**Task instructions**
Please set down all the lines beneath this one exactly, without the pictures.

**Dataset excerpts**
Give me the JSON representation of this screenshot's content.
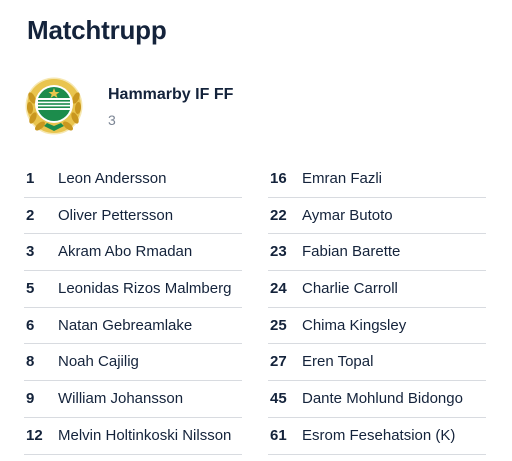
{
  "page": {
    "title": "Matchtrupp"
  },
  "team": {
    "name": "Hammarby IF FF",
    "count": "3",
    "logo_icon": "hammarby-crest-icon",
    "colors": {
      "green": "#1c8c4c",
      "gold": "#d4a72c",
      "white": "#ffffff"
    }
  },
  "roster": {
    "left": [
      {
        "number": "1",
        "name": "Leon Andersson"
      },
      {
        "number": "2",
        "name": "Oliver Pettersson"
      },
      {
        "number": "3",
        "name": "Akram Abo Rmadan"
      },
      {
        "number": "5",
        "name": "Leonidas Rizos Malmberg"
      },
      {
        "number": "6",
        "name": "Natan Gebreamlake"
      },
      {
        "number": "8",
        "name": "Noah Cajilig"
      },
      {
        "number": "9",
        "name": "William Johansson"
      },
      {
        "number": "12",
        "name": "Melvin Holtinkoski Nilsson"
      }
    ],
    "right": [
      {
        "number": "16",
        "name": "Emran Fazli"
      },
      {
        "number": "22",
        "name": "Aymar Butoto"
      },
      {
        "number": "23",
        "name": "Fabian Barette"
      },
      {
        "number": "24",
        "name": "Charlie Carroll"
      },
      {
        "number": "25",
        "name": "Chima Kingsley"
      },
      {
        "number": "27",
        "name": "Eren Topal"
      },
      {
        "number": "45",
        "name": "Dante Mohlund Bidongo"
      },
      {
        "number": "61",
        "name": "Esrom Fesehatsion (K)"
      }
    ]
  }
}
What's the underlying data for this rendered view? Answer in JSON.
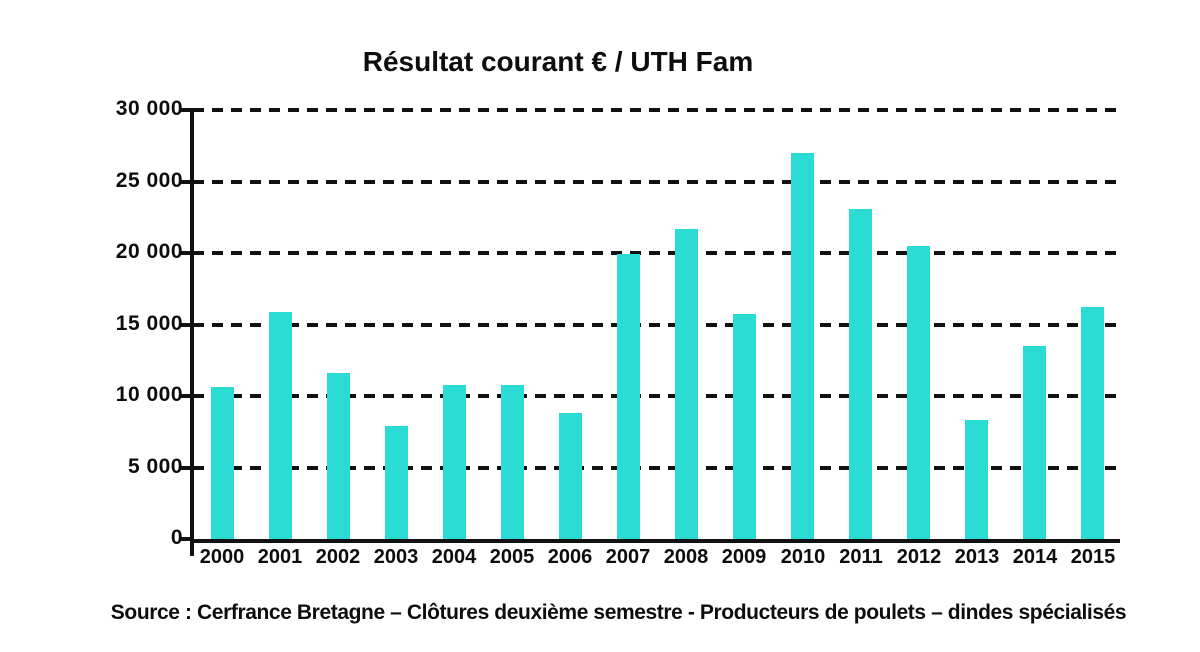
{
  "title": "Résultat courant € / UTH Fam",
  "source": "Source : Cerfrance Bretagne – Clôtures deuxième semestre - Producteurs de poulets – dindes spécialisés",
  "colors": {
    "bar": "#2BDCD4",
    "axis": "#111111",
    "text": "#0d0d0d",
    "background": "#ffffff"
  },
  "chart_data": {
    "type": "bar",
    "title": "Résultat courant € / UTH Fam",
    "categories": [
      "2000",
      "2001",
      "2002",
      "2003",
      "2004",
      "2005",
      "2006",
      "2007",
      "2008",
      "2009",
      "2010",
      "2011",
      "2012",
      "2013",
      "2014",
      "2015"
    ],
    "values": [
      10600,
      15900,
      11600,
      7900,
      10800,
      10800,
      8800,
      19900,
      21700,
      15700,
      27000,
      23100,
      20500,
      8300,
      13500,
      16200
    ],
    "xlabel": "",
    "ylabel": "",
    "ylim": [
      0,
      30000
    ],
    "ytick_step": 5000,
    "ytick_labels": [
      "0",
      "5 000",
      "10 000",
      "15 000",
      "20 000",
      "25 000",
      "30 000"
    ],
    "grid": "dashed-horizontal",
    "legend": "none"
  }
}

**Worked answer**
Give me the JSON representation of this screenshot's content.
{
  "page": {
    "title": "Matchtrupp"
  },
  "team": {
    "name": "Hammarby IF FF",
    "count": "3",
    "logo_icon": "hammarby-crest-icon",
    "colors": {
      "green": "#1c8c4c",
      "gold": "#d4a72c",
      "white": "#ffffff"
    }
  },
  "roster": {
    "left": [
      {
        "number": "1",
        "name": "Leon Andersson"
      },
      {
        "number": "2",
        "name": "Oliver Pettersson"
      },
      {
        "number": "3",
        "name": "Akram Abo Rmadan"
      },
      {
        "number": "5",
        "name": "Leonidas Rizos Malmberg"
      },
      {
        "number": "6",
        "name": "Natan Gebreamlake"
      },
      {
        "number": "8",
        "name": "Noah Cajilig"
      },
      {
        "number": "9",
        "name": "William Johansson"
      },
      {
        "number": "12",
        "name": "Melvin Holtinkoski Nilsson"
      }
    ],
    "right": [
      {
        "number": "16",
        "name": "Emran Fazli"
      },
      {
        "number": "22",
        "name": "Aymar Butoto"
      },
      {
        "number": "23",
        "name": "Fabian Barette"
      },
      {
        "number": "24",
        "name": "Charlie Carroll"
      },
      {
        "number": "25",
        "name": "Chima Kingsley"
      },
      {
        "number": "27",
        "name": "Eren Topal"
      },
      {
        "number": "45",
        "name": "Dante Mohlund Bidongo"
      },
      {
        "number": "61",
        "name": "Esrom Fesehatsion (K)"
      }
    ]
  }
}
What's the underlying data for this rendered view? Answer in JSON.
{
  "title": "Résultat courant € / UTH Fam",
  "source": "Source : Cerfrance Bretagne – Clôtures deuxième semestre - Producteurs de poulets – dindes spécialisés",
  "colors": {
    "bar": "#2BDCD4",
    "axis": "#111111",
    "text": "#0d0d0d",
    "background": "#ffffff"
  },
  "chart_data": {
    "type": "bar",
    "title": "Résultat courant € / UTH Fam",
    "categories": [
      "2000",
      "2001",
      "2002",
      "2003",
      "2004",
      "2005",
      "2006",
      "2007",
      "2008",
      "2009",
      "2010",
      "2011",
      "2012",
      "2013",
      "2014",
      "2015"
    ],
    "values": [
      10600,
      15900,
      11600,
      7900,
      10800,
      10800,
      8800,
      19900,
      21700,
      15700,
      27000,
      23100,
      20500,
      8300,
      13500,
      16200
    ],
    "xlabel": "",
    "ylabel": "",
    "ylim": [
      0,
      30000
    ],
    "ytick_step": 5000,
    "ytick_labels": [
      "0",
      "5 000",
      "10 000",
      "15 000",
      "20 000",
      "25 000",
      "30 000"
    ],
    "grid": "dashed-horizontal",
    "legend": "none"
  }
}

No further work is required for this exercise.